◆ **PROBLEM**:
Identify all lines in the listing that include the word "jsem", and copy them out.

◆ **MATERIAL PROVIDED**:
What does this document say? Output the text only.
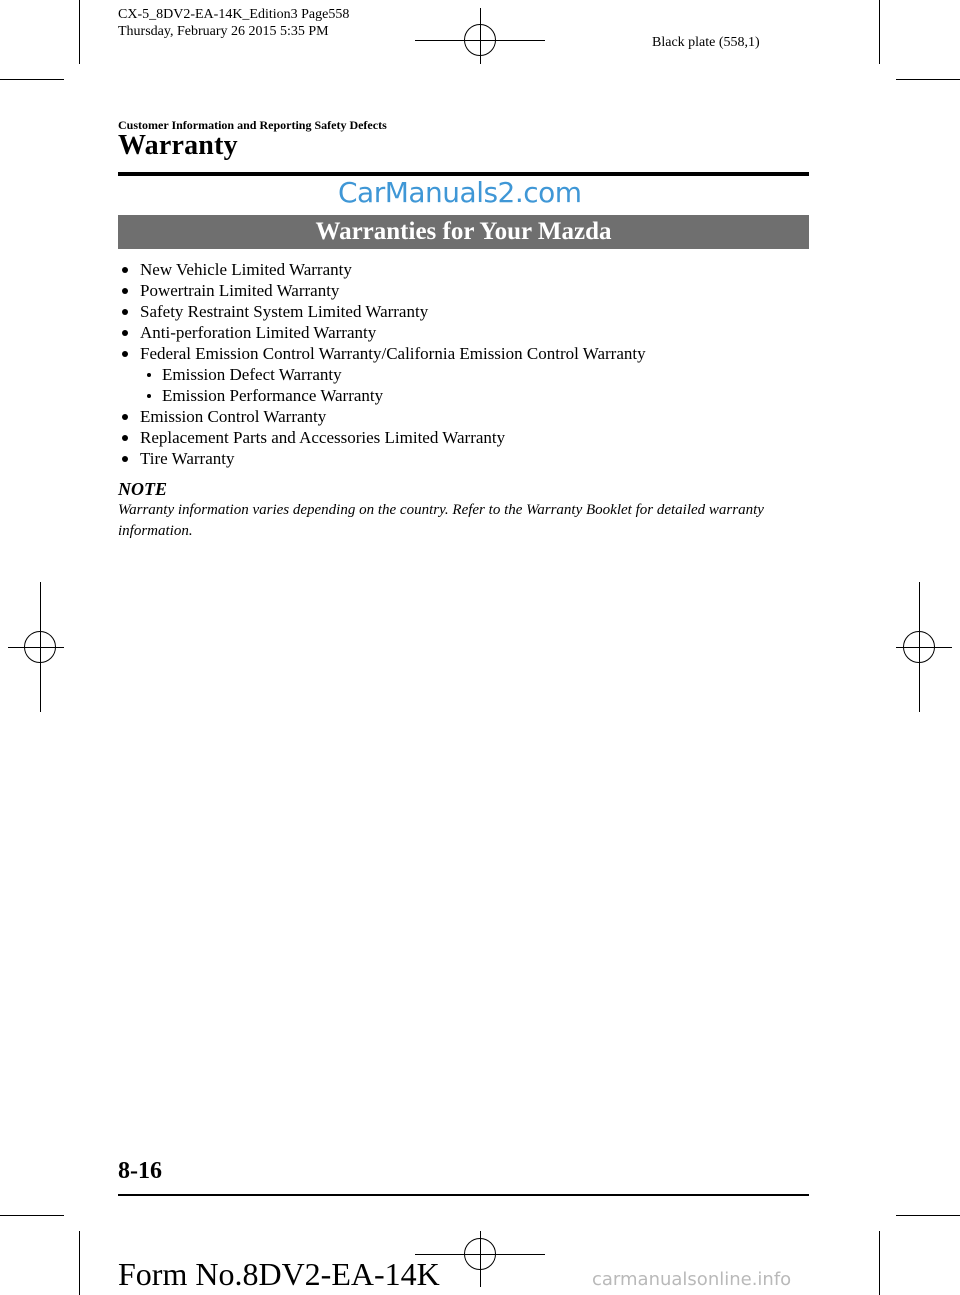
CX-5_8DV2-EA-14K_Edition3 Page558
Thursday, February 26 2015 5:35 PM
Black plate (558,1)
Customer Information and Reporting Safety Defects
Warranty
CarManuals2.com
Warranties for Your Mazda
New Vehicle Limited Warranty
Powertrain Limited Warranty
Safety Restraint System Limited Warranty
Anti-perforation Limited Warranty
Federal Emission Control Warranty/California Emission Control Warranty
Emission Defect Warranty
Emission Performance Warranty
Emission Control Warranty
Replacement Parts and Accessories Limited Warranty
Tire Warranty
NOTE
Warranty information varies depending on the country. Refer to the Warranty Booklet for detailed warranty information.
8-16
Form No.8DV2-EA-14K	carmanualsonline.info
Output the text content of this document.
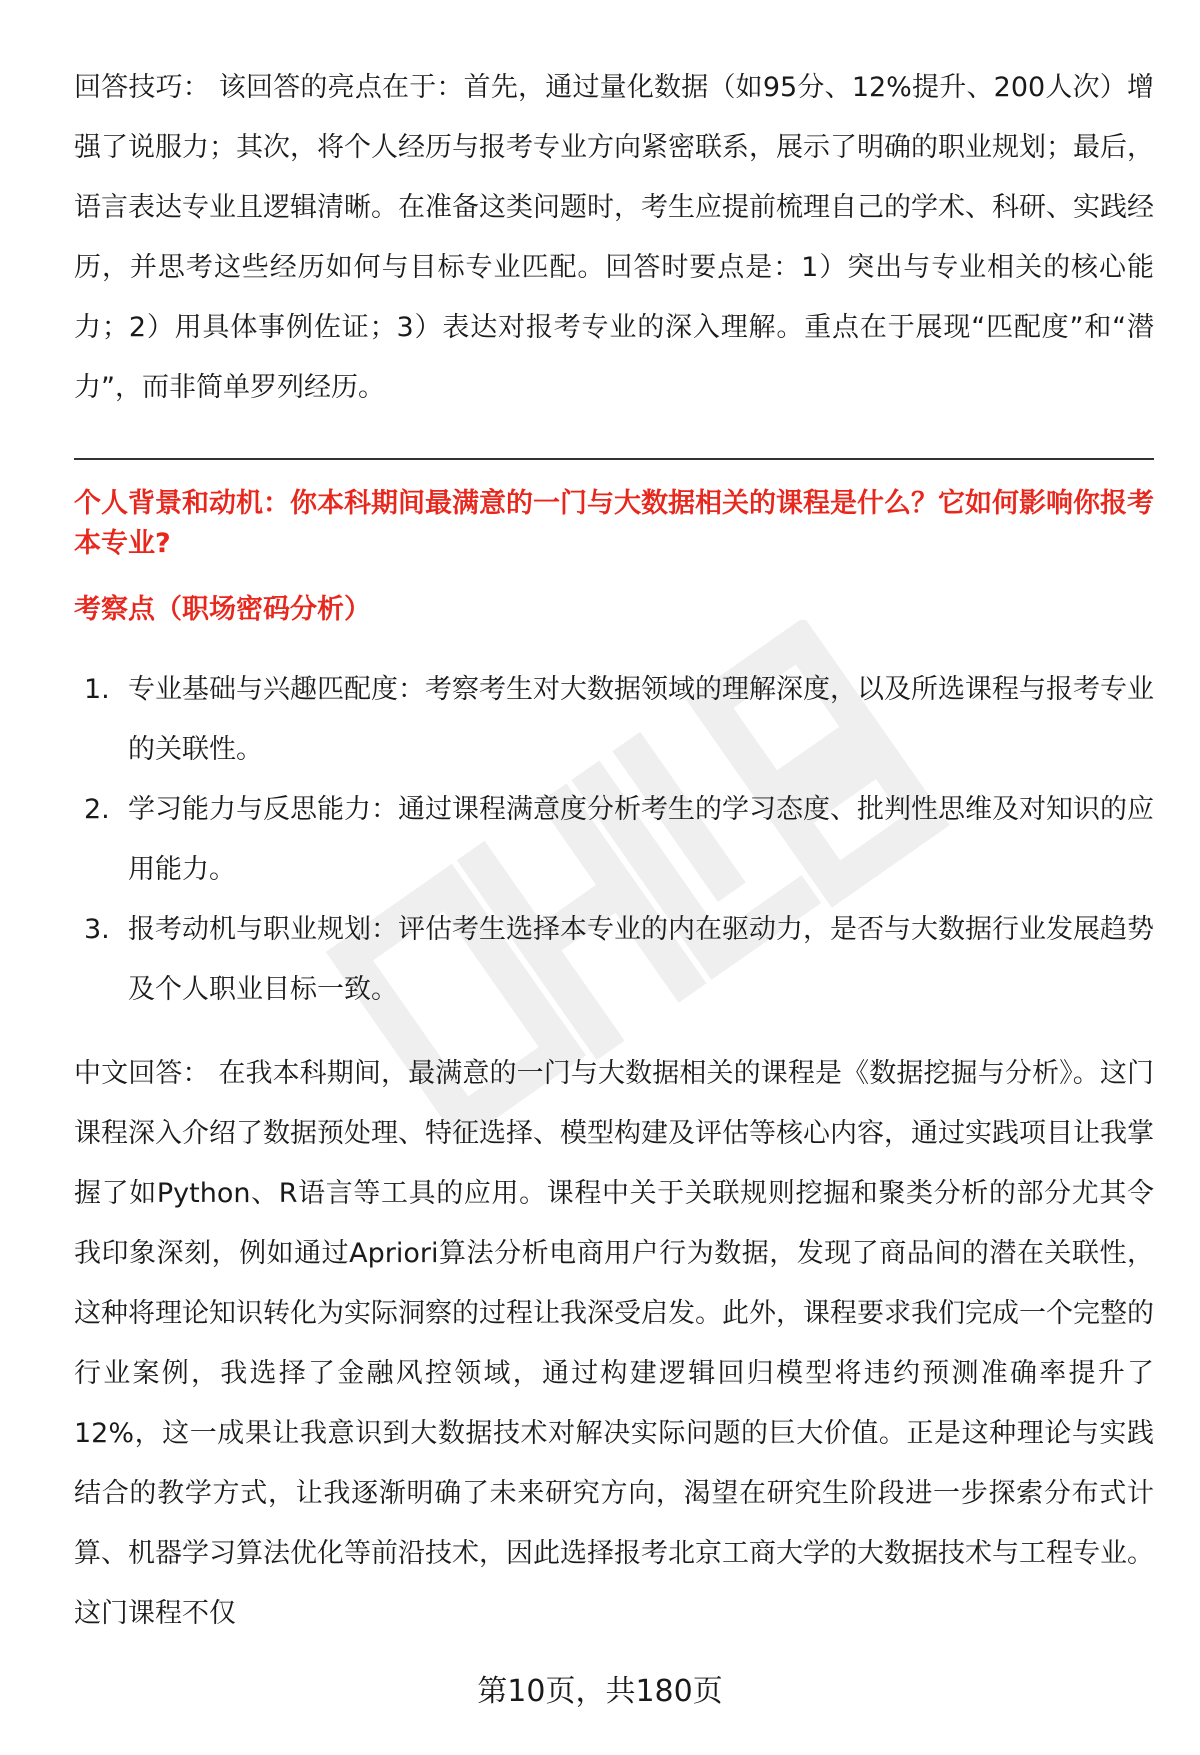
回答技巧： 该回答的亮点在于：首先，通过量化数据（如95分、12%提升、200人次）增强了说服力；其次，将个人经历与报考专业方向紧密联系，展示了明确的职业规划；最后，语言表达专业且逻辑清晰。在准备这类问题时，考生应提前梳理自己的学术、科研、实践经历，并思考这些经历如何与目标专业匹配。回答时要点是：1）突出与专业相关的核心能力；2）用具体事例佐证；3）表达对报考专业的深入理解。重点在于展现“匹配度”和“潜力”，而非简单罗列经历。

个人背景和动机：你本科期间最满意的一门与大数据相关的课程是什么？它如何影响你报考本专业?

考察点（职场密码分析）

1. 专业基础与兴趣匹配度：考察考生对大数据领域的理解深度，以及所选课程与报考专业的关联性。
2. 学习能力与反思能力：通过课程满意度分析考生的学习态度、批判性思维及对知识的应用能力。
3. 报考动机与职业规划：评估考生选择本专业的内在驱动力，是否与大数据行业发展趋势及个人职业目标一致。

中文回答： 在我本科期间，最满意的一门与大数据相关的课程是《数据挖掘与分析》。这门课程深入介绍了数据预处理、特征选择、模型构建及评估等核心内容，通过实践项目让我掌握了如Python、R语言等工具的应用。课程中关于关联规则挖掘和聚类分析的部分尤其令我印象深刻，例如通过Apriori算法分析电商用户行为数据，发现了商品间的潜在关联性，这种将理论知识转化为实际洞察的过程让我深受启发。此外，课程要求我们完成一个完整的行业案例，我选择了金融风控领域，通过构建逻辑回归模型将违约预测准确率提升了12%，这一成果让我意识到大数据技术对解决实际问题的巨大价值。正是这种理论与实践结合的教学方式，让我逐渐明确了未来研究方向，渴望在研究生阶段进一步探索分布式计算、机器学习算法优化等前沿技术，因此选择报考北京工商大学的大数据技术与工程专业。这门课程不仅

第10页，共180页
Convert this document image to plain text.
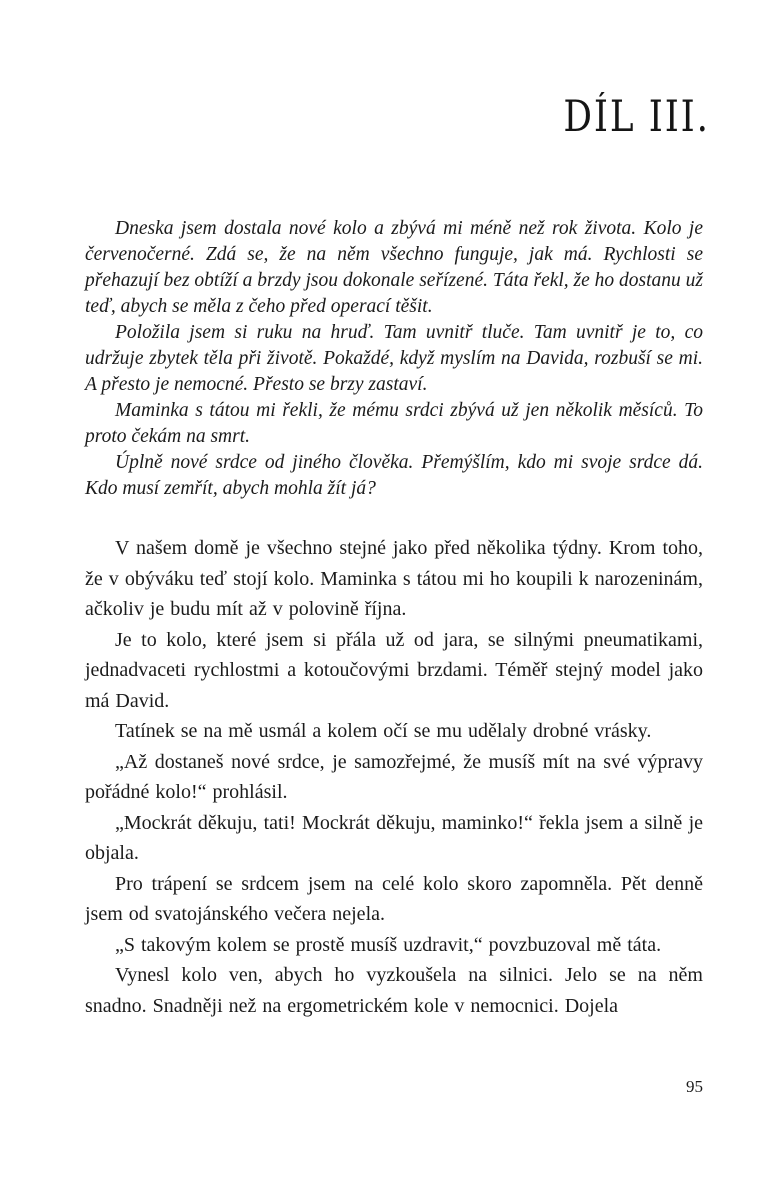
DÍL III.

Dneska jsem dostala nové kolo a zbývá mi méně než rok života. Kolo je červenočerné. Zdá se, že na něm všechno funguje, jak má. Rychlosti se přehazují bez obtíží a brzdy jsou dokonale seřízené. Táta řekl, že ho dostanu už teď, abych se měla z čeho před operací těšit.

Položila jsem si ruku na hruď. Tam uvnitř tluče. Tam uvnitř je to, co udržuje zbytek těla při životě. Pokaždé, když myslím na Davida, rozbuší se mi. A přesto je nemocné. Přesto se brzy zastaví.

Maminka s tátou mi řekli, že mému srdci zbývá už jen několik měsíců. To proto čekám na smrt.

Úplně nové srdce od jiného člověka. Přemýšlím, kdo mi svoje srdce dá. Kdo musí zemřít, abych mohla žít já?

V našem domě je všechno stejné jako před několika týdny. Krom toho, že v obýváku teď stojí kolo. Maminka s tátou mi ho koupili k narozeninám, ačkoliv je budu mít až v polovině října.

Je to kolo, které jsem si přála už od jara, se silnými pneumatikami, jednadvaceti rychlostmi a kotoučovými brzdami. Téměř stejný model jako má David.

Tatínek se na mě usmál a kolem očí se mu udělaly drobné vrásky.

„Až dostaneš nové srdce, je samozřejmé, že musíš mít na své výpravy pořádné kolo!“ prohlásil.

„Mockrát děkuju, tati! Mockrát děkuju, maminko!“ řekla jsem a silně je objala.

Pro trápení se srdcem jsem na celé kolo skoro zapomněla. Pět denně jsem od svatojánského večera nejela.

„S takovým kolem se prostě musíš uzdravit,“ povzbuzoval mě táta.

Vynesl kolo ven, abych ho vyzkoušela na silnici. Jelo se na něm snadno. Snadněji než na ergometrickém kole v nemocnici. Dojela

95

◆ **TASK OUTPUT**:
Dneska jsem dostala nové kolo a zbývá mi méně než rok života. Kolo je červenočerné. Zdá se, že na něm všechno funguje, jak má. Rychlosti se přehazují bez obtíží a brzdy jsou dokonale seřízené. Táta řekl, že ho dostanu už teď, abych se měla z čeho před operací těšit.
Položila jsem si ruku na hruď. Tam uvnitř tluče. Tam uvnitř je to, co udržuje zbytek těla při životě. Pokaždé, když myslím na Davida, rozbuší se mi. A přesto je nemocné. Přesto se brzy zastaví.
Je to kolo, které jsem si přála už od jara, se silnými pneumatikami, jednadvaceti rychlostmi a kotoučovými brzdami. Téměř stejný model jako má David.
„Mockrát děkuju, tati! Mockrát děkuju, maminko!“ řekla jsem a silně je objala.
Pro trápení se srdcem jsem na celé kolo skoro zapomněla. Pět denně jsem od svatojánského večera nejela.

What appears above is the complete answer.